Exercise: Would you copy, word for word, each line from the one with "Read this page and output its text content." to the end of the listing below, skipping all pictures?

Input records:

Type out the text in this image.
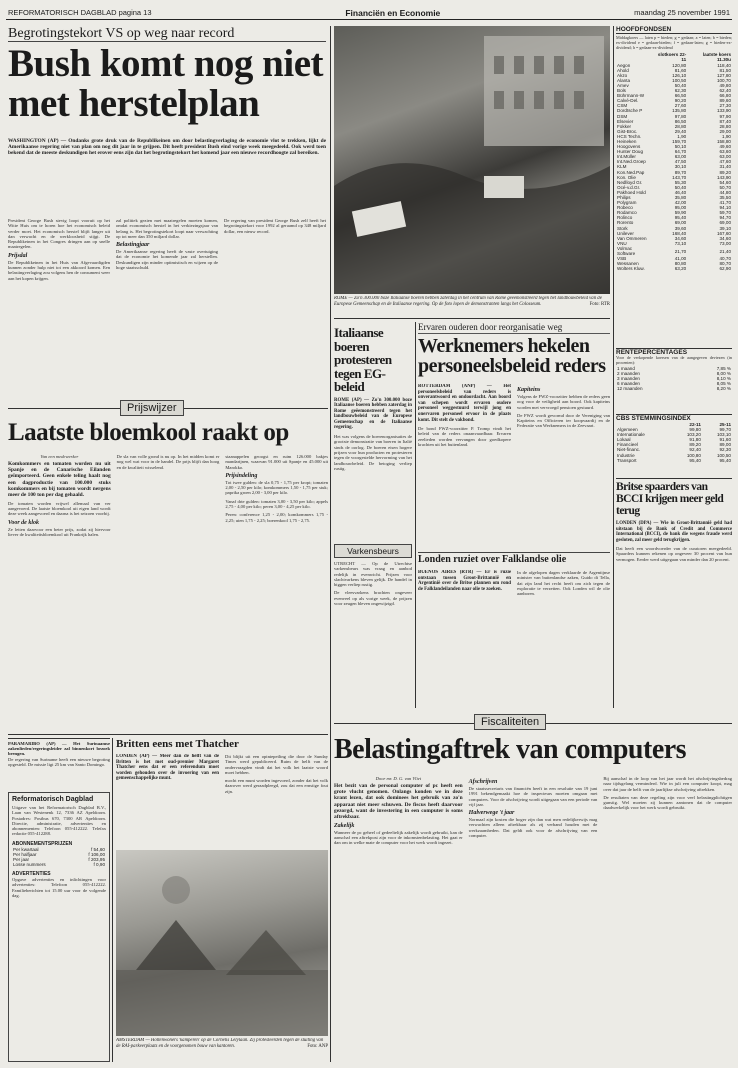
REFORMATORISCH DAGBLAD pagina 13	Financiën en Economie	maandag 25 november 1991
Begrotingstekort VS op weg naar record
Bush komt nog niet met herstelplan
WASHINGTON (AP) — Ondanks grote druk van de Republikeinen om door belastingverlaging de economie vlot te trekken, lijkt de Amerikaanse regering niet van plan om nog dit jaar in te grijpen. Dit heeft president Bush eind vorige week meegedeeld. Ook werd toen bekend dat de meeste deskundigen het erover eens zijn dat het begrotingstekort het komend jaar een nieuwe recordhoogte zal bereiken.

President George Bush stevig loopt vooruit op het Witte Huis om te horen hoe het economisch beleid verder moet. Het economisch herstel blijft langer uit dan verwacht en de werkloosheid stijgt. De Republikeinen in het Congres dringen aan op snelle maatregelen.

Prijsdal

De Republikeinen in het Huis van Afgevaardigden kunnen zonder hulp niet tot een akkoord komen. Een belastingverlaging zou volgens hen de consument weer aan het kopen krijgen.

zal politiek gezien met maatregelen moeten komen, omdat economisch herstel in het verkiezingsjaar van belang is. Het begrotingstekort loopt naar verwachting op tot meer dan 350 miljard dollar.

Belastingjaar

De Amerikaanse regering heeft de vaste overtuiging dat de economie het komende jaar zal herstellen. Deskundigen zijn minder optimistisch en wijzen op de hoge staatsschuld.

De regering van president George Bush zelf heeft het begrotingstekort voor 1992 al geraamd op 348 miljard dollar, een nieuw record.

ROME — Zo'n 300.000 boze Italiaanse boeren hebben zaterdag in het centrum van Rome geëemonstreerd tegen het landbouwbeleid van de Europese Gemeenschap en de Italiaanse regering. Op de foto lopen de demonstranten langs het Colosseum.	Foto: RTR
HOOFDFONDSEN

Middagkoers — laten p = bieden; g = gedaan; a = laten; b = bieden; ex-dividend e = gedaan-bieden; f = gedaan-laten; g = bieden-ex-dividend; h = gedaan-ex-dividend

	slotkoers 22-11	laatste koers 11.30u
Aegon	120,80	118,40
Ahold	81,60	81,50
Akzo	126,10	127,80
Alanta	100,50	100,70
Amev	50,40	49,80
Bols	62,30	62,40
Bührmann-W	66,50	66,80
Calvé-Del.	90,20	89,60
CSM	27,60	27,30
Dordtsche P	135,80	133,90
DSM	97,80	97,90
Elsevier	86,50	87,40
Fokker	28,80	28,80
Gist-Broc.	29,40	29,00
HCS Techn.	1,90	1,90
Heineken	159,70	158,80
Hoogovens	50,10	49,60
Hunter Doug	64,70	63,60
Int.Müller	63,00	63,00
Int.Ned.Groep	47,50	47,60
KLM	30,10	31,40
Kon.Ned.Pap	89,70	89,20
Kon. Olie	143,70	143,90
Nedlloyd Gr.	55,30	54,60
Océ-v.d.Gr.	50,40	50,70
Pakhoed Hold	46,40	44,80
Philips	35,80	35,50
Polygram	42,00	41,70
Robeco	95,00	94,10
Rodamco	59,90	59,70
Rolinco	95,40	94,70
Rorento	69,00	69,00
Stork	39,60	39,10
Unilever	168,40	167,60
Van Ommeren	34,60	34,60
VNU	73,10	73,00
Volmac Software	21,70	21,40
VSB	41,00	40,70
Wessanen	80,80	80,70
Wolters Kluw.	63,20	62,90
RENTEPERCENTAGES

Voor de verkopende koersen van de aangegeven deviezen (in procenten):

1 maand	7,85 %
2 maanden	8,00 %
3 maanden	8,10 %
6 maanden	8,05 %
12 maanden	8,20 %
CBS STEMMINGSINDEX
	22-11	25-11
Algemeen	99,80	99,70
Internationale	103,20	103,10
Lokaal	91,80	91,60
Financieel	89,20	89,00
Niet-financ.	92,40	92,30
Industrie	100,80	100,50
Transport	95,40	95,40
Italiaanse boeren protesteren tegen EG-beleid

ROME (AP) — Zo'n 300.000 boze Italiaanse boeren hebben zaterdag in Rome geëemonstreerd tegen het landbouwbeleid van de Europese Gemeenschap en de Italiaanse regering.

Het was volgens de boerenorganisaties de grootste demonstratie van boeren in Italië sinds de oorlog. De boeren eisen hogere prijzen voor hun producten en protesteren tegen de voorgestelde hervorming van het landbouwbeleid. De betoging verliep rustig.

Ervaren ouderen door reorganisatie weg
Werknemers hekelen personeelsbeleid reders

ROTTERDAM (ANP) — Het personeelsbeleid van reders is onverantwoord en ondoordacht. Aan boord van schepen wordt ervaren oudere personeel weggestuurd terwijl jong en onervaren personeel ervoor in de plaats komt. Dit stelt de vakbond.

De bond FWZ-voorzitter P. Tromp vindt het beleid van de reders onaanvaardbaar. Ervaren zeelieden worden vervangen door goedkopere krachten uit het buitenland.

Kapiteins

Volgens de FWZ-voorzitter hebben de reders geen oog voor de veiligheid aan boord. Ook kapiteins worden met vervroegd pensioen gestuurd.

De FWZ wordt gevormd door de Vereniging van Kapiteins en Officieren ter koopvaardij en de Federatie van Werknemers in de Zeevaart.

Prijswijzer
Laatste bloemkool raakt op

Van een medewerker

Komkommers en tomaten worden nu uit Spanje en de Canarische Eilanden geïmporteerd. Geen enkele teling haalt nog een dagproductie van 100.000 stuks komkommers en bij tomaten wordt nergens meer de 100 ton per dag gehaald.

De tomaten worden vrijwel allemaal van ver aangevoerd. De laatste bloemkool uit eigen land wordt deze week aangevoerd en daarna is het seizoen voorbij.

Voor de klok

Ze letten daarvoor een beter prijs, zodat zij hiervoor liever de kwaliteitsbloemkool uit Frankrijk halen.

De sla van volle grond is nu op. In het midden komt er nog wel wat voor in de handel. De prijs blijft dan hoog en de kwaliteit wisselend.

staanappelen geoogst en ruim 126.000 bakjes mandarijnen, waarvan 91.000 uit Spanje en 45.000 uit Marokko.

Prijsindeling

Tot twee gulden: de sla 0,75 - 1,75 per kropt; tomaten 2,00 - 2,50 per kilo; komkommers 1,50 - 1,75 per stuk; paprika groen 2,00 - 3,00 per kilo.

Vanaf drie gulden: tomaten 3,00 - 3,50 per kilo; appels 2,75 - 4,00 per kilo; peren 3,00 - 4,25 per kilo.

Peren: conference 1,25 - 2,00; komkommers 1,75 - 2,25; uien 1,75 - 2,25; boerenkool 1,75 - 2,75.

Varkensbeurs

UTRECHT — Op de Utrechtse varkensbeurs was vraag en aanbod redelijk in evenwicht. Prijzen voor slachtvarkens bleven gelijk. De handel in biggen verliep rustig.

De vleesvarkens brachten ongeveer evenveel op als vorige week, de prijzen voor zeugen bleven ongewijzigd.

Londen ruziet over Falklandse olie

BUENOS AIRES (RTR) — Er is ruzie ontstaan tussen Groot-Brittannië en Argentinië over de Britse plannen om rond de Falklandeilanden naar olie te zoeken.

In de afgelopen dagen verklaarde de Argentijnse minister van buitenlandse zaken, Guido di Tella, dat zijn land het recht heeft om zich tegen de exploratie te verzetten. Ook Londen wil de olie aanboren.

Britse spaarders van BCCI krijgen meer geld terug

LONDEN (DPA) — Wie in Groot-Brittannië geld had uitstaan bij de Bank of Credit and Commerce International (BCCI), de bank die wegens fraude werd gesloten, zal meer geld terugkrijgen.

Dat heeft een woordvoerder van de curatoren meegedeeld. Spaarders kunnen rekenen op ongeveer 30 procent van hun vermogen. Eerder werd uitgegaan van minder dan 20 procent.

PARAMARIBO (AP) — Het Surinaamse zakenlieden/regeringsleider zal binnenkort bezoek brengen.

De regering van Suriname heeft een nieuwe begroting opgesteld. De missie ligt 25 km van Santo Domingo.

Reformatorisch Dagblad

Uitgave van het Reformatorisch Dagblad B.V., Laan van Westenenk 12, 7336 AZ Apeldoorn. Postadres: Postbus 670, 7300 AR Apeldoorn. Directie, administratie, advertenties en abonnementen: Telefoon 055-412222. Telefax redactie 055-412288.

ABONNEMENTSPRIJZEN
Per kwartaal	f 54,60
Per halfjaar	f 106,00
Per jaar	f 203,95
Losse nummers	f 0,90
ADVERTENTIES

Opgave advertenties en inlichtingen voor advertenties: Telefoon 055-412222. Familieberichten tot 15.00 uur voor de volgende dag.

Britten eens met Thatcher

LONDEN (AP) — Meer dan de helft van de Britten is het met oud-premier Margaret Thatcher eens dat er een referendum moet worden gehouden over de invoering van een gemeenschappelijke munt.

Dit blijkt uit een opiniepeiling die door de Sunday Times werd gepubliceerd. Ruim de helft van de ondervraagden vindt dat het volk het laatste woord moet hebben.

mocht een munt worden ingevoerd, zonder dat het volk daarover werd geraadpleegd, zou dat een ernstige fout zijn.

AMSTERDAM — Holtenwoners 'kamperen' op de Cornelis Lelylaan. Zij protesteerden tegen de sluiting van de RAI-parkeerplaats en de voorgenomen bouw van kantoren.	Foto: ANP
Fiscaliteiten
Belastingaftrek van computers

Door mr. D. G. van Vliet

Het bezit van de personal computer of pc heeft een grote vlucht genomen. Onlangs konden we in deze krant lezen, dat ook dominees het gebruik van zo'n apparaat niet meer schuwen. De fiscus heeft daarvoor gezorgd, want de investering in een computer is soms aftrekbaar.

Zakelijk

Wanneer de pc geheel of gedeeltelijk zakelijk wordt gebruikt, kan de aanschaf een aftrekpost zijn voor de inkomstenbelasting. Het gaat er dan om in welke mate de computer voor het werk wordt ingezet.

Afschrijven

De staatssecretaris van financiën heeft in een resolutie van 19 juni 1991 bekendgemaakt hoe de inspecteurs moeten omgaan met computers. Voor de afschrijving wordt uitgegaan van een periode van vijf jaar.

Halverwege 't jaar

Normaal zijn kosten die hoger zijn dan wat men redelijkerwijs mag verwachten alleen aftrekbaar als zij verband houden met de werkzaamheden. Dat geldt ook voor de afschrijving van een computer.

Bij aanschaf in de loop van het jaar wordt het afschrijvingsbedrag naar tijdsgelang verminderd. Wie in juli een computer koopt, mag over dat jaar de helft van de jaarlijkse afschrijving aftrekken.

De resultaten van deze regeling zijn voor veel belastingplichtigen gunstig. Wel moeten zij kunnen aantonen dat de computer daadwerkelijk voor het werk wordt gebruikt.
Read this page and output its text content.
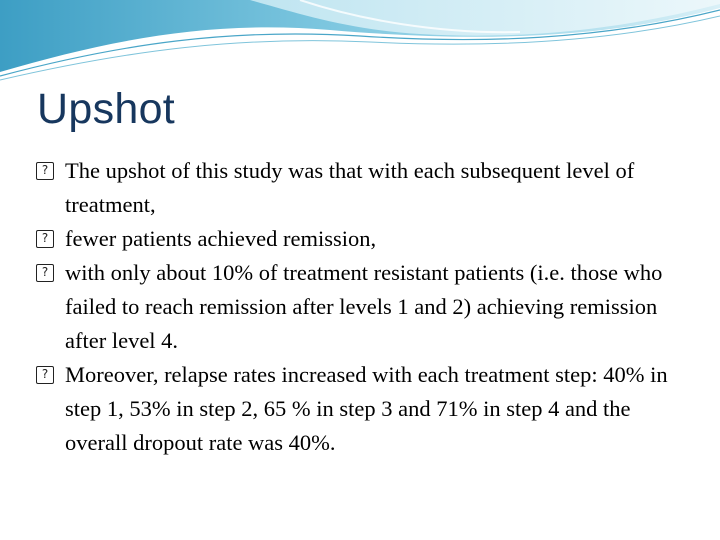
Upshot
? The upshot of this study was that with each subsequent level of treatment,
? fewer patients achieved remission,
? with only about 10% of treatment resistant patients (i.e. those who failed to reach remission after levels 1 and 2) achieving remission after level 4.
? Moreover, relapse rates increased with each treatment step: 40% in step 1, 53% in step 2, 65 % in step 3 and 71% in step 4 and the overall dropout rate was 40%.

Result of the task:
Read this page and output its text content.
Upshot
? The upshot of this study was that with each subsequent level of treatment,
? fewer patients achieved remission,
? with only about 10% of treatment resistant patients (i.e. those who failed to reach remission after levels 1 and 2) achieving remission after level 4.
? Moreover, relapse rates increased with each treatment step: 40% in step 1, 53% in step 2, 65 % in step 3 and 71% in step 4 and the overall dropout rate was 40%.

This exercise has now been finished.